(Stored data entries)
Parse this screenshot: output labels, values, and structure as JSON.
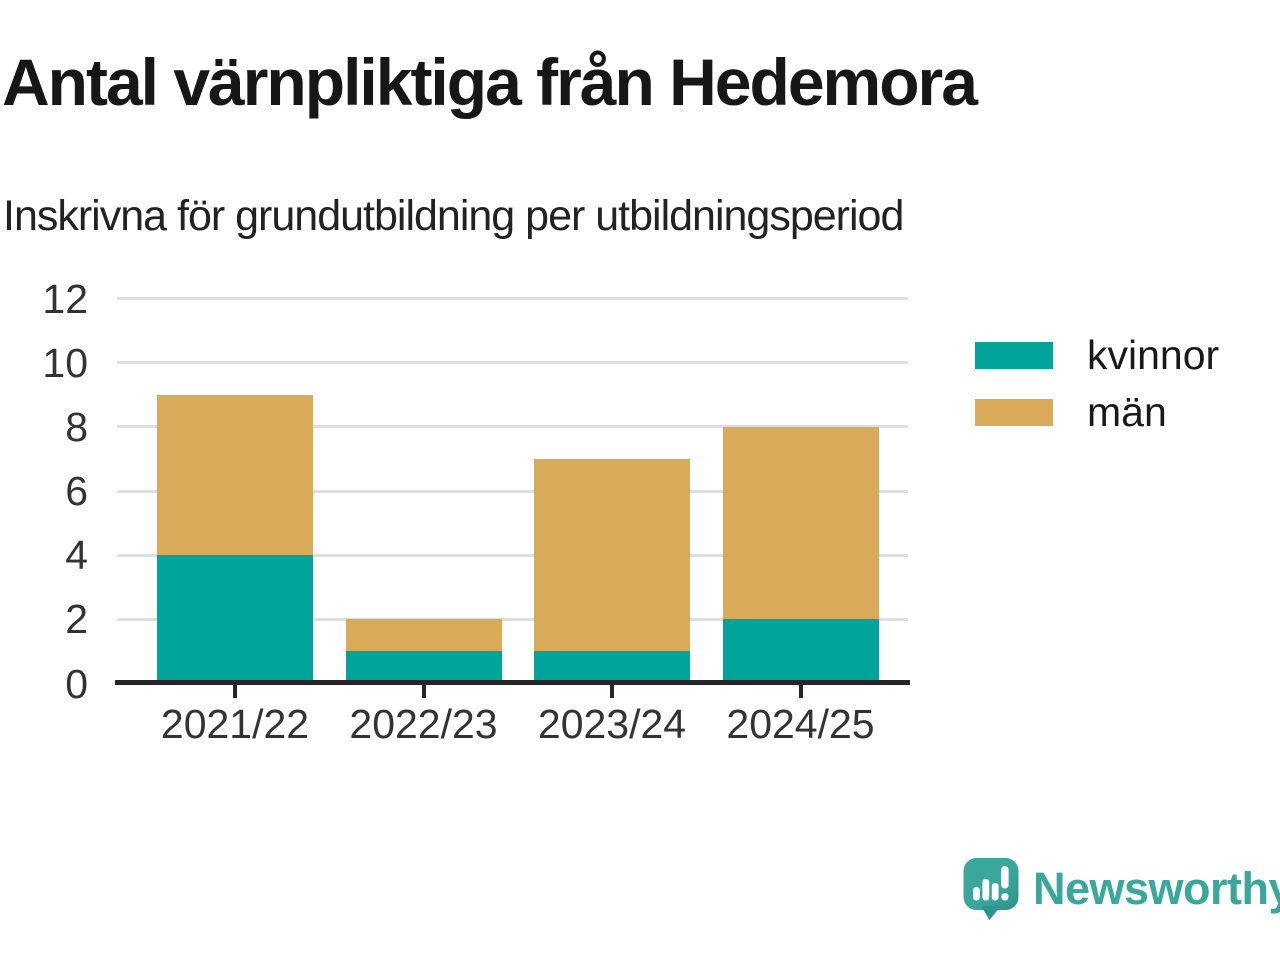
{
  "header": {
    "title": "Antal värnpliktiga från Hedemora",
    "subtitle": "Inskrivna för grundutbildning per utbildningsperiod"
  },
  "chart_data": {
    "type": "bar",
    "stacked": true,
    "categories": [
      "2021/22",
      "2022/23",
      "2023/24",
      "2024/25"
    ],
    "series": [
      {
        "name": "kvinnor",
        "color": "#00a49a",
        "values": [
          4,
          1,
          1,
          2
        ]
      },
      {
        "name": "män",
        "color": "#d9ab59",
        "values": [
          5,
          1,
          6,
          6
        ]
      }
    ],
    "totals": [
      9,
      2,
      7,
      8
    ],
    "ylim": [
      0,
      12
    ],
    "yticks": [
      0,
      2,
      4,
      6,
      8,
      10,
      12
    ],
    "xlabel": "",
    "ylabel": "",
    "grid": true,
    "legend_position": "right"
  },
  "colors": {
    "kvinnor": "#00a49a",
    "man": "#d9ab59",
    "axis": "#262626",
    "gridline": "#dfdfdf",
    "tick_text": "#333333",
    "brand_teal": "#3aa79d"
  },
  "footer": {
    "brand": "Newsworthy"
  }
}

(WRITTEN REQUEST): Transcribe the listing in full and omit the pictures.

(ANSWER TO THE PROBLEM):
Parse this screenshot: output labels, values, and structure as JSON.
{
  "header": {
    "title": "Antal värnpliktiga från Hedemora",
    "subtitle": "Inskrivna för grundutbildning per utbildningsperiod"
  },
  "chart_data": {
    "type": "bar",
    "stacked": true,
    "categories": [
      "2021/22",
      "2022/23",
      "2023/24",
      "2024/25"
    ],
    "series": [
      {
        "name": "kvinnor",
        "color": "#00a49a",
        "values": [
          4,
          1,
          1,
          2
        ]
      },
      {
        "name": "män",
        "color": "#d9ab59",
        "values": [
          5,
          1,
          6,
          6
        ]
      }
    ],
    "totals": [
      9,
      2,
      7,
      8
    ],
    "ylim": [
      0,
      12
    ],
    "yticks": [
      0,
      2,
      4,
      6,
      8,
      10,
      12
    ],
    "xlabel": "",
    "ylabel": "",
    "grid": true,
    "legend_position": "right"
  },
  "colors": {
    "kvinnor": "#00a49a",
    "man": "#d9ab59",
    "axis": "#262626",
    "gridline": "#dfdfdf",
    "tick_text": "#333333",
    "brand_teal": "#3aa79d"
  },
  "footer": {
    "brand": "Newsworthy"
  }
}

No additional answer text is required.